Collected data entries
::::::::
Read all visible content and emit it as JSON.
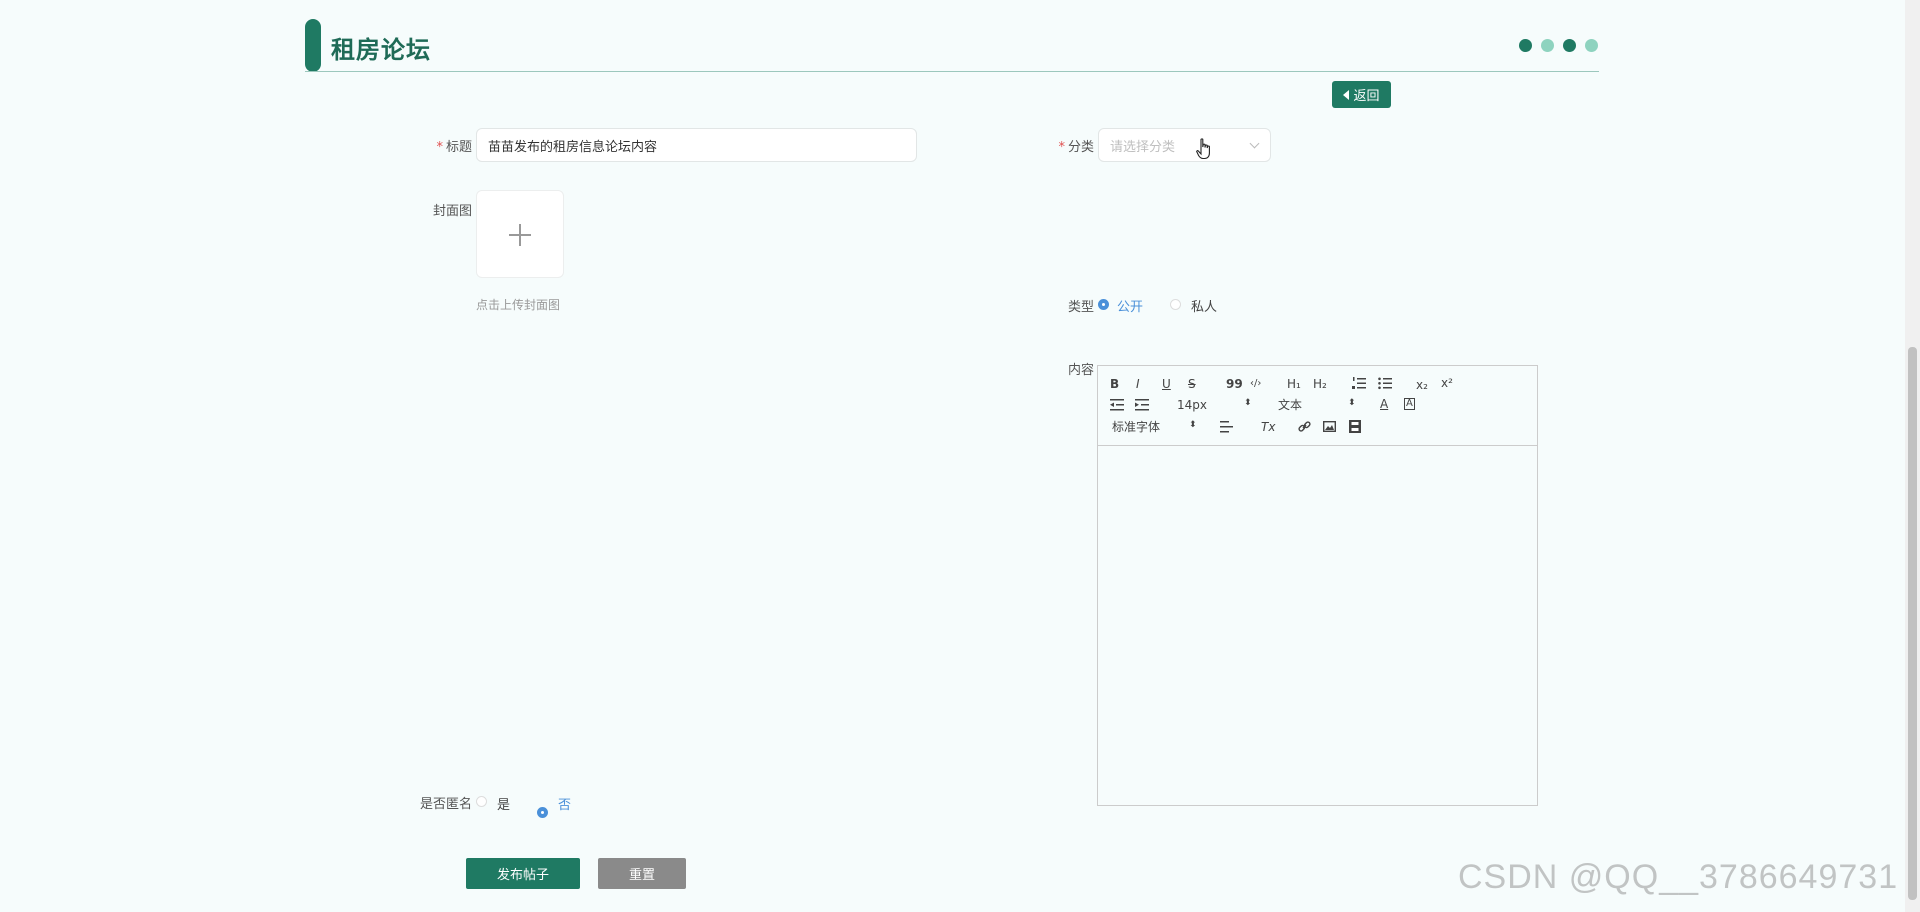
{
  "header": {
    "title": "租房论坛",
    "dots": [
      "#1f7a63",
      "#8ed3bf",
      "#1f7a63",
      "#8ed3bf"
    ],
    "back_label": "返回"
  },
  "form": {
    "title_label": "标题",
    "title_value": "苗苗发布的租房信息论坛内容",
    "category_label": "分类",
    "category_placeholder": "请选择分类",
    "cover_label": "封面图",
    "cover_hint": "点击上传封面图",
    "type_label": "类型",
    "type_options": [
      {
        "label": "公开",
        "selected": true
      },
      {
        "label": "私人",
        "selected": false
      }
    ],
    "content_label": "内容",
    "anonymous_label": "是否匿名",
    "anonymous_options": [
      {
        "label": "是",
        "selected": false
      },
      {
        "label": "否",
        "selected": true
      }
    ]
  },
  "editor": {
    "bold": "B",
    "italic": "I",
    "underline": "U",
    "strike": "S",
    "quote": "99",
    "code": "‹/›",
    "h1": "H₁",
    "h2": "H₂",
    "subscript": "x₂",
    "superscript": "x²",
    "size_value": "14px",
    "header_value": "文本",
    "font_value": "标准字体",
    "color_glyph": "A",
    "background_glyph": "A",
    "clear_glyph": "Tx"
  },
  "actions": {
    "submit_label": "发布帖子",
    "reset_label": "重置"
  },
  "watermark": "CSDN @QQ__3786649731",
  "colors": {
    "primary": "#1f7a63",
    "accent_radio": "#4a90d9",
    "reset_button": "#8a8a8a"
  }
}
::::::::
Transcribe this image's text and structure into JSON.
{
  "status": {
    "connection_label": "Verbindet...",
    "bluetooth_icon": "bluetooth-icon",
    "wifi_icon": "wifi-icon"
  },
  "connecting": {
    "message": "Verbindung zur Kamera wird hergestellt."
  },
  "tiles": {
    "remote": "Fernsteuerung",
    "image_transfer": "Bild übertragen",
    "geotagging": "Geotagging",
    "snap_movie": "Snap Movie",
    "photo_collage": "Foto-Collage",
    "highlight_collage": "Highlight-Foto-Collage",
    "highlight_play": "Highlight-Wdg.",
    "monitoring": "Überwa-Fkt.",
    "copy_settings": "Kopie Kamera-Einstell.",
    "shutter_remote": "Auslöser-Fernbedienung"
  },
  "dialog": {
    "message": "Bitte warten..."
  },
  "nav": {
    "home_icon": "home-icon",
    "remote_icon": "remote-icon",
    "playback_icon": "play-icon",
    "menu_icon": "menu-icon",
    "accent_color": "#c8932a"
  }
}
::::::::
> **Requirement**
Only lines with the string "message" belong in your answer; copy each one.

> **Reply**
    "message": "Verbindung zur Kamera wird hergestellt."
    "message": "Bitte warten..."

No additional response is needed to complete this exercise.